### RECORD LIST
=-=-=
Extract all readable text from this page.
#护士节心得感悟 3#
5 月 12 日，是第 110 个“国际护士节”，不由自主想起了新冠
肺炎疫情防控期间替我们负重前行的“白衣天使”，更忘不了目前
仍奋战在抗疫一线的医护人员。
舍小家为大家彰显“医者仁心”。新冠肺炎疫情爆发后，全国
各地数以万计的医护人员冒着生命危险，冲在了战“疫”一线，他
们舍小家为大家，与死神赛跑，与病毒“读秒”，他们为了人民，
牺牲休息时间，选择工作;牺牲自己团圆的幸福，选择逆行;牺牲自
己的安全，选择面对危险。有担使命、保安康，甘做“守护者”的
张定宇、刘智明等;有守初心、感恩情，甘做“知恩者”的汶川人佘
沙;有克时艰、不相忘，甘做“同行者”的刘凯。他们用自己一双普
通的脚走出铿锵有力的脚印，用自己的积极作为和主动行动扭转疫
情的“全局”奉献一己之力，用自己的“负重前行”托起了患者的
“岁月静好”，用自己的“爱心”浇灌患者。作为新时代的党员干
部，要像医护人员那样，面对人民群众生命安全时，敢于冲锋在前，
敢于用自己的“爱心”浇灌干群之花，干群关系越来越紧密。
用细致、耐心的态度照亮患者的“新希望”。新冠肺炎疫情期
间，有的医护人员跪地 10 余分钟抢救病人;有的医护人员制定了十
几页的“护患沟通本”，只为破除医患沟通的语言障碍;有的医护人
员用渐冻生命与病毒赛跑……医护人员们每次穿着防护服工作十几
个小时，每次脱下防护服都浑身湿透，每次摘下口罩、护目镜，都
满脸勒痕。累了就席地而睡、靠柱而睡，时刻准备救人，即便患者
=-=-=
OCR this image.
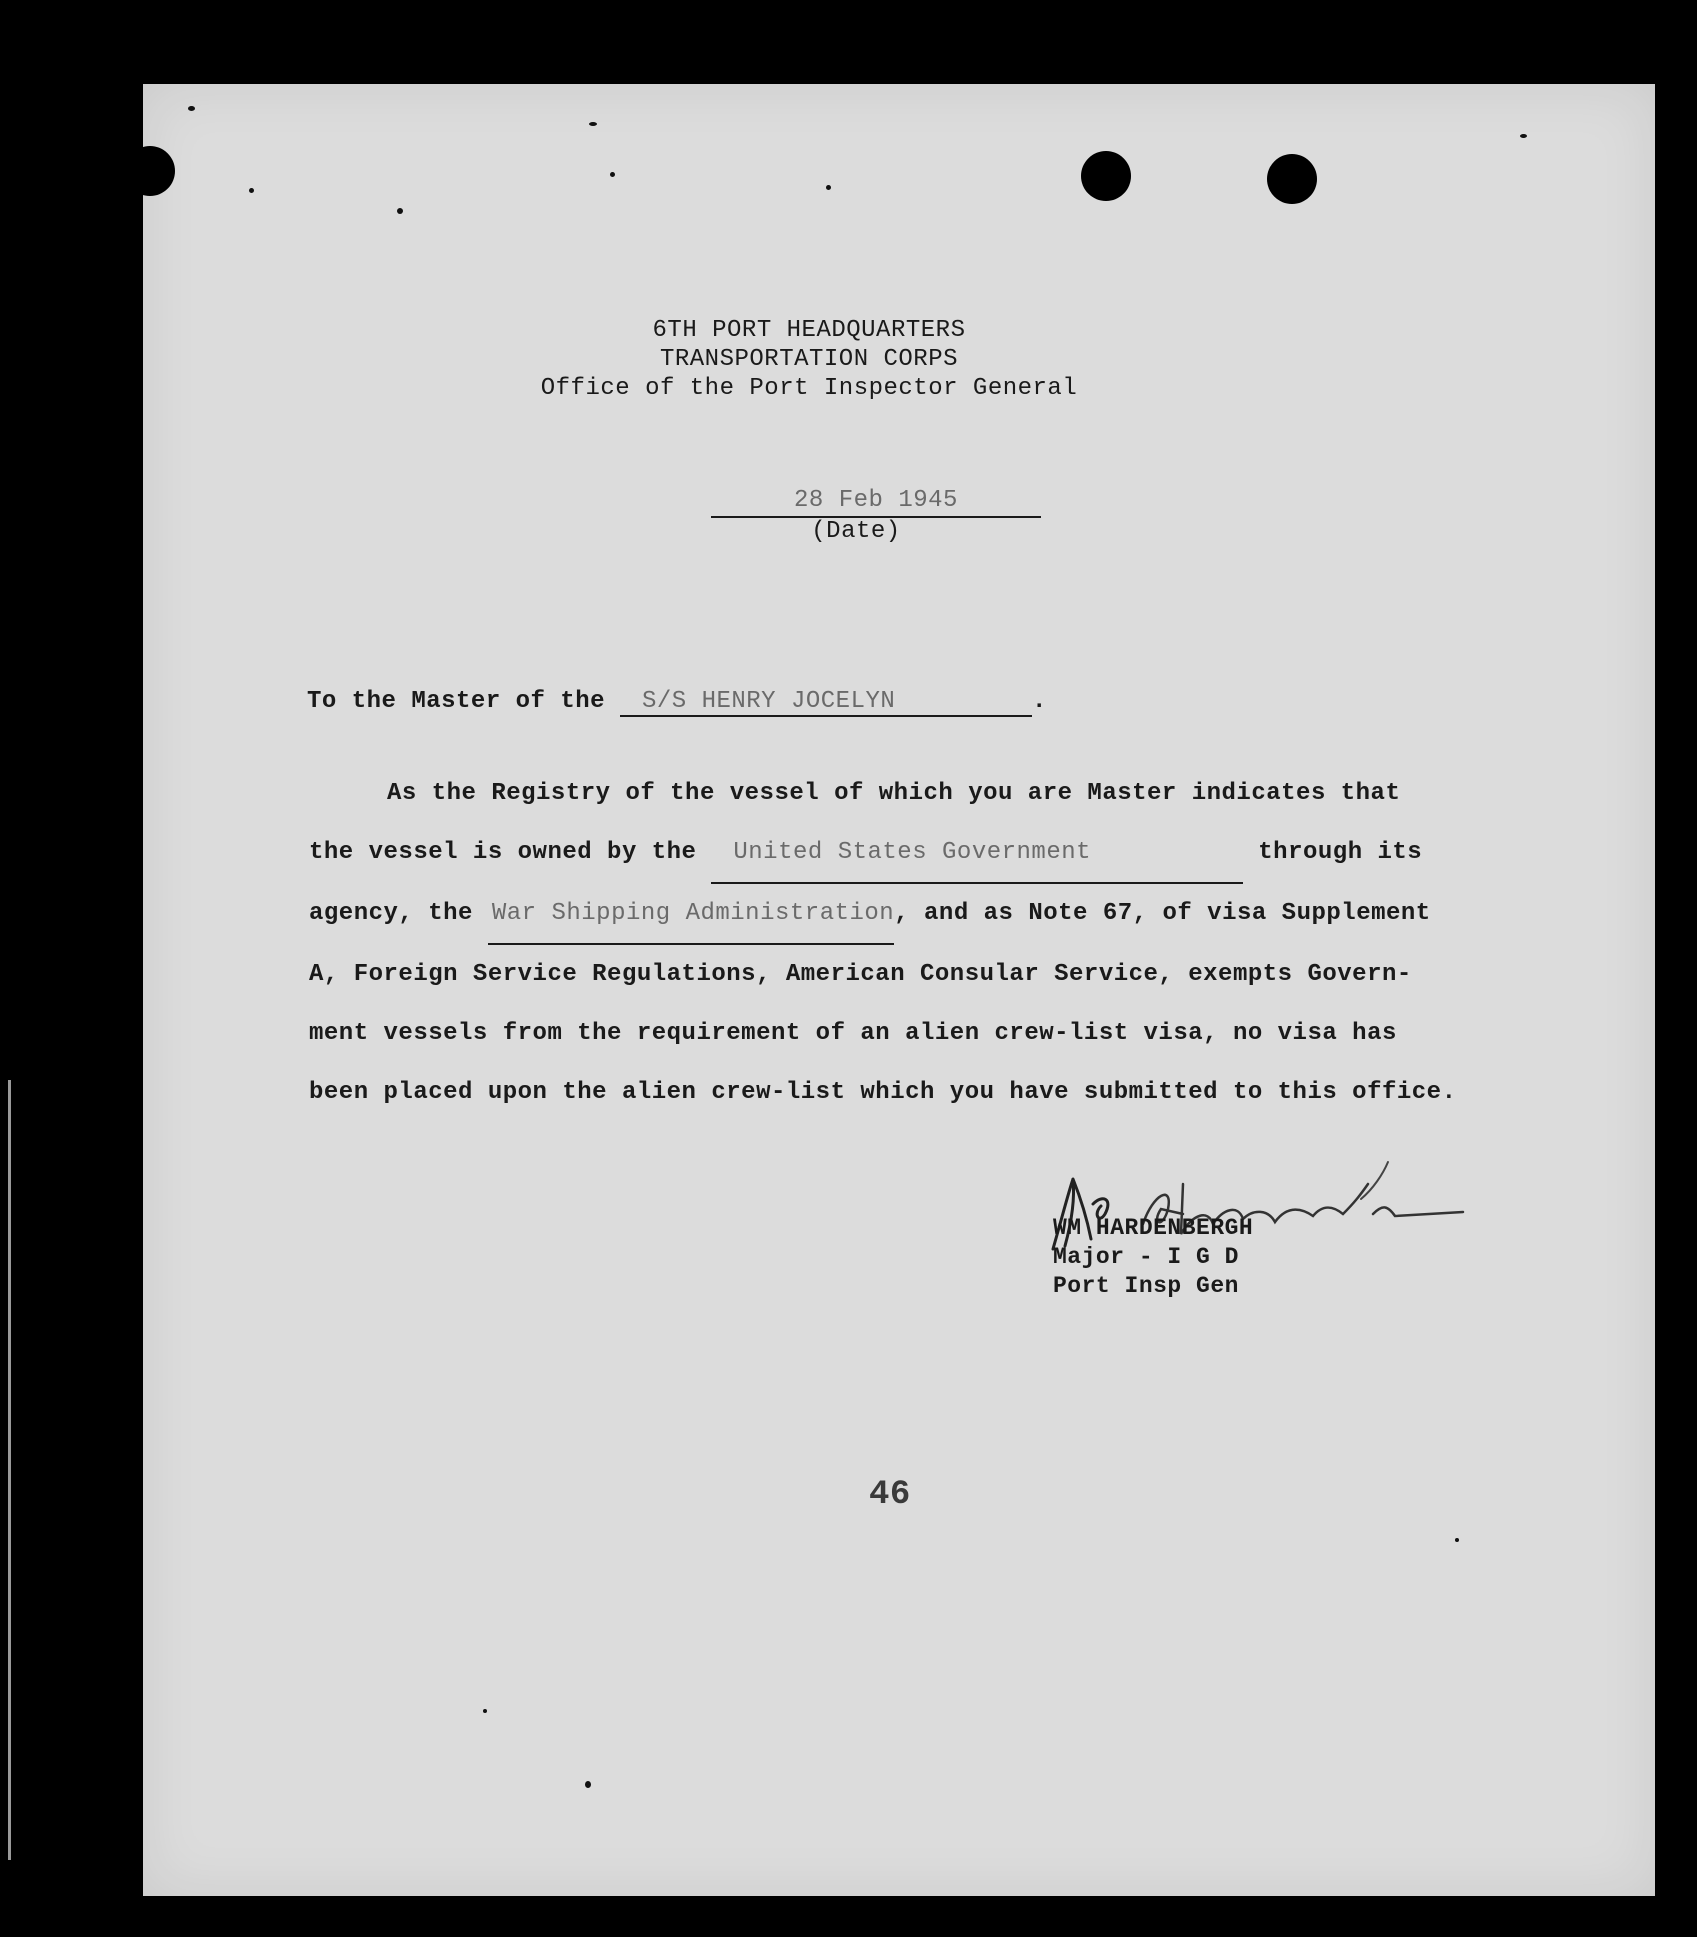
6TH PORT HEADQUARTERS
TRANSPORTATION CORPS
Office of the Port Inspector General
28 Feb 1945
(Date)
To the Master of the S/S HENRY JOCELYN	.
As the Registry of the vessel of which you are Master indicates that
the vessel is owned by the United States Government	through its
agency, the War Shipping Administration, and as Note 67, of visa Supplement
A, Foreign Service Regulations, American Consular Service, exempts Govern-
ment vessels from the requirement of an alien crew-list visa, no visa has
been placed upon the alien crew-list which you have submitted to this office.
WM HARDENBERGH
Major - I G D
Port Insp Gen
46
=-=-=
State how many lines of the records above contain "which", with no words besides the number.

2